▶ **Your objective**: Exactly reproduce the line that contains "Extract the structured" and all lines after it in the entries below, through the very last line.

Records about charts and figures
▼▼▼

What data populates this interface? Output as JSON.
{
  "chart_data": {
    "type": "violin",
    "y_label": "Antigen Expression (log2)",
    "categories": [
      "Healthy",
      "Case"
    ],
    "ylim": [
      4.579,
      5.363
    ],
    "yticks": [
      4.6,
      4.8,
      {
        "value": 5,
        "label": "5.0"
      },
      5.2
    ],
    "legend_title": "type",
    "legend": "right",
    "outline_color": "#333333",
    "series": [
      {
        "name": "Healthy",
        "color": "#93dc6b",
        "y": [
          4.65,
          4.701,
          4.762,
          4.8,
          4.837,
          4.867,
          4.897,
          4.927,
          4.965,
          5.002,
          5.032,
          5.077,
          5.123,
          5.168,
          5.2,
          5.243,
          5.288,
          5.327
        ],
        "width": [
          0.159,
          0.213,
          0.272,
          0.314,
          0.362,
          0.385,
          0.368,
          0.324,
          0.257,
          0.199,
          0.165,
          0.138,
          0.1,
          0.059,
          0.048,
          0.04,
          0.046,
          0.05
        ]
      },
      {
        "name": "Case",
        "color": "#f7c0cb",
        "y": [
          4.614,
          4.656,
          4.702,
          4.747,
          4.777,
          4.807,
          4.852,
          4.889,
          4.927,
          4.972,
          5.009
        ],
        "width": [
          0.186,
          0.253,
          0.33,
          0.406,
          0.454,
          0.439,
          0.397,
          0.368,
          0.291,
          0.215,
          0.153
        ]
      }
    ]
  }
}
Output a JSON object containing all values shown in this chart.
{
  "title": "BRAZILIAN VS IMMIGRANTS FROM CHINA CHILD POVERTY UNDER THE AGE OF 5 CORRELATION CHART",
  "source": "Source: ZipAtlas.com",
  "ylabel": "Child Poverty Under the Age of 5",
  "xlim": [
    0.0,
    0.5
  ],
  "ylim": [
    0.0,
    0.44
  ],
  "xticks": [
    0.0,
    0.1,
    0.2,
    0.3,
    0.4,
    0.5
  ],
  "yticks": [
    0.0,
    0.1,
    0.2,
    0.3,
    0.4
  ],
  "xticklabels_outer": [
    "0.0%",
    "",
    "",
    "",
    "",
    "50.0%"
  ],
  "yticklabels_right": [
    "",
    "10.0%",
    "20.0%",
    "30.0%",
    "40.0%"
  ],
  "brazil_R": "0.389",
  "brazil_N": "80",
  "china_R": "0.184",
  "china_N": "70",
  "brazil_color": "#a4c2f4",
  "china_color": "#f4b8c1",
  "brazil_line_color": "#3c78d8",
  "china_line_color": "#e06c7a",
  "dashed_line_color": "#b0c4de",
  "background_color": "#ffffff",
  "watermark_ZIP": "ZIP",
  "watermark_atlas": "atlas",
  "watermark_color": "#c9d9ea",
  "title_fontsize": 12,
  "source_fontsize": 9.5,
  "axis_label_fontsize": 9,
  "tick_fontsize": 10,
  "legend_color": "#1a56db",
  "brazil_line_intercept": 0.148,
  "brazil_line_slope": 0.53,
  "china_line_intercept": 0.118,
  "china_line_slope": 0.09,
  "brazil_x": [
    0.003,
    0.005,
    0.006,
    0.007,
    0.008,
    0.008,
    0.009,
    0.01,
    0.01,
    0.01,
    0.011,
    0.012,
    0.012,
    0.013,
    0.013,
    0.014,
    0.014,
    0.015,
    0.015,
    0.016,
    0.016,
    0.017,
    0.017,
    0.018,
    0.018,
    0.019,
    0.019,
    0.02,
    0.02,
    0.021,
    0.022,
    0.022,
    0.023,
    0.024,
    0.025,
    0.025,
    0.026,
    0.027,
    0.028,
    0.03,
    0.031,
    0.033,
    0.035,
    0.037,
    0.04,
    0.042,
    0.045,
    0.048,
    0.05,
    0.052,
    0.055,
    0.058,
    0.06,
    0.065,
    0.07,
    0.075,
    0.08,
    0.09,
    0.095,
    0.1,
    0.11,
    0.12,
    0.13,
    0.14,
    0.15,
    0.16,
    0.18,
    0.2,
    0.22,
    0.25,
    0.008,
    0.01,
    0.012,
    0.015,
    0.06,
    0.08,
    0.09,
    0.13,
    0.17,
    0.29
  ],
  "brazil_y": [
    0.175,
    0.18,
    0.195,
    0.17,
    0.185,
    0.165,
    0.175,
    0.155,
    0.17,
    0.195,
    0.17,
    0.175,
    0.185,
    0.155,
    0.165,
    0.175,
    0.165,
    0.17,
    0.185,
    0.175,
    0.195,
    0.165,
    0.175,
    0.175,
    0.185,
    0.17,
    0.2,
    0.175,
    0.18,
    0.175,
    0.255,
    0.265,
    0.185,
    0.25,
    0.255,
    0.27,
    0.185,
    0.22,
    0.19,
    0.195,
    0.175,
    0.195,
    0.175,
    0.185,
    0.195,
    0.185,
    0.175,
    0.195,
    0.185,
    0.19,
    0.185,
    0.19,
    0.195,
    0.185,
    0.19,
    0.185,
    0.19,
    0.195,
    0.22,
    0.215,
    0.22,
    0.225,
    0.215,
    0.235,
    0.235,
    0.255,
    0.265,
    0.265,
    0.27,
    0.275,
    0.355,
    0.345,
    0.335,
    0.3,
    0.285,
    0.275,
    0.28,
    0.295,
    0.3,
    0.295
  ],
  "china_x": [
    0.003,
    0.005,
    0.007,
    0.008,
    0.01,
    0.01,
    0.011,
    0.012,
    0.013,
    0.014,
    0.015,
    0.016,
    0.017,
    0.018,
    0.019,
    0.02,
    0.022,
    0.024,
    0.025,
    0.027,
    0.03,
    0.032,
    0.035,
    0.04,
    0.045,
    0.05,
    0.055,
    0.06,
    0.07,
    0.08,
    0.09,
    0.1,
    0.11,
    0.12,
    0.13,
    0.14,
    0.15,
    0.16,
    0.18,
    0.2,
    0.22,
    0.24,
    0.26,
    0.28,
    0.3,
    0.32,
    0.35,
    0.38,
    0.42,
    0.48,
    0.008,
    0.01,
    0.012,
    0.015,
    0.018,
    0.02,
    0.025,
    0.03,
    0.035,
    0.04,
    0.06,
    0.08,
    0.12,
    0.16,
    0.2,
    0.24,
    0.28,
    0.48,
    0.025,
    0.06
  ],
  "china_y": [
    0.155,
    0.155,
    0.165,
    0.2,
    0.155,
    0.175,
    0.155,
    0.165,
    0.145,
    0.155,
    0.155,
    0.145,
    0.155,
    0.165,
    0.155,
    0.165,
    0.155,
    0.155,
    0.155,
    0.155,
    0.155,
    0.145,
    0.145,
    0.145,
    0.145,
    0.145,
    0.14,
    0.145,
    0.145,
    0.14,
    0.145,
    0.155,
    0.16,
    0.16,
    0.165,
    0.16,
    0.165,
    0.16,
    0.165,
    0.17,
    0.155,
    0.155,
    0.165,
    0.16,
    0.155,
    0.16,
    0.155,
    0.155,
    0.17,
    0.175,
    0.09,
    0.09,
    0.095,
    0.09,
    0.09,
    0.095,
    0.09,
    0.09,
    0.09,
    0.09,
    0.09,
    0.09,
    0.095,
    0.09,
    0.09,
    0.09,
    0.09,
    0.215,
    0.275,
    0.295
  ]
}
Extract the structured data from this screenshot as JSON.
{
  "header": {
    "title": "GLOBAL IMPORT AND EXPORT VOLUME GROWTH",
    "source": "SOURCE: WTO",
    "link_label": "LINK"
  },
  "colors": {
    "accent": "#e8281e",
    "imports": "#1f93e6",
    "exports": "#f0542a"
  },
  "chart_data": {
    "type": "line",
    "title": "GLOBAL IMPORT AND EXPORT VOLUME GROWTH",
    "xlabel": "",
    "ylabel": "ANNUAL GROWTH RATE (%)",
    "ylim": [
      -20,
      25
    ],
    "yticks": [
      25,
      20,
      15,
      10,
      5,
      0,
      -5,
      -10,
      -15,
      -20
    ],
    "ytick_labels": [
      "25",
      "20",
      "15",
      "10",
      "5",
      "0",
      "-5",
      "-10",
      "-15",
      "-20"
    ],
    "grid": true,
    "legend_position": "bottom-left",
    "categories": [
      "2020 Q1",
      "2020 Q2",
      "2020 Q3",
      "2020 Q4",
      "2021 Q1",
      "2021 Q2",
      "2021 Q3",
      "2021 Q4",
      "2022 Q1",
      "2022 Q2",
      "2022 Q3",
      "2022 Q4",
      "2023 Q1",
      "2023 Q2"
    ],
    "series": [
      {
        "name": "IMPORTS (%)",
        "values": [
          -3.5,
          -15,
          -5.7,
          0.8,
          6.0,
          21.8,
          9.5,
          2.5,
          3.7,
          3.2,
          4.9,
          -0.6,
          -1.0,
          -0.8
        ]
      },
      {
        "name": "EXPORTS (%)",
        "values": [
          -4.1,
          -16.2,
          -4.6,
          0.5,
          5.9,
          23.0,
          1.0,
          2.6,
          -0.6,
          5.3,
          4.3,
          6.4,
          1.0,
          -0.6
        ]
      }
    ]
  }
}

▲▲▲

▶ **Response to the exercise**:
Extract the structured data from this screenshot as JSON.
{
  "header": {
    "title": "GLOBAL IMPORT AND EXPORT VOLUME GROWTH",
    "source": "SOURCE: WTO",
    "link_label": "LINK"
  },
  "colors": {
    "accent": "#e8281e",
    "imports": "#1f93e6",
    "exports": "#f0542a"
  },
  "chart_data": {
    "type": "line",
    "title": "GLOBAL IMPORT AND EXPORT VOLUME GROWTH",
    "xlabel": "",
    "ylabel": "ANNUAL GROWTH RATE (%)",
    "ylim": [
      -20,
      25
    ],
    "yticks": [
      25,
      20,
      15,
      10,
      5,
      0,
      -5,
      -10,
      -15,
      -20
    ],
    "ytick_labels": [
      "25",
      "20",
      "15",
      "10",
      "5",
      "0",
      "-5",
      "-10",
      "-15",
      "-20"
    ],
    "grid": true,
    "legend_position": "bottom-left",
    "categories": [
      "2020 Q1",
      "2020 Q2",
      "2020 Q3",
      "2020 Q4",
      "2021 Q1",
      "2021 Q2",
      "2021 Q3",
      "2021 Q4",
      "2022 Q1",
      "2022 Q2",
      "2022 Q3",
      "2022 Q4",
      "2023 Q1",
      "2023 Q2"
    ],
    "series": [
      {
        "name": "IMPORTS (%)",
        "values": [
          -3.5,
          -15,
          -5.7,
          0.8,
          6.0,
          21.8,
          9.5,
          2.5,
          3.7,
          3.2,
          4.9,
          -0.6,
          -1.0,
          -0.8
        ]
      },
      {
        "name": "EXPORTS (%)",
        "values": [
          -4.1,
          -16.2,
          -4.6,
          0.5,
          5.9,
          23.0,
          1.0,
          2.6,
          -0.6,
          5.3,
          4.3,
          6.4,
          1.0,
          -0.6
        ]
      }
    ]
  }
}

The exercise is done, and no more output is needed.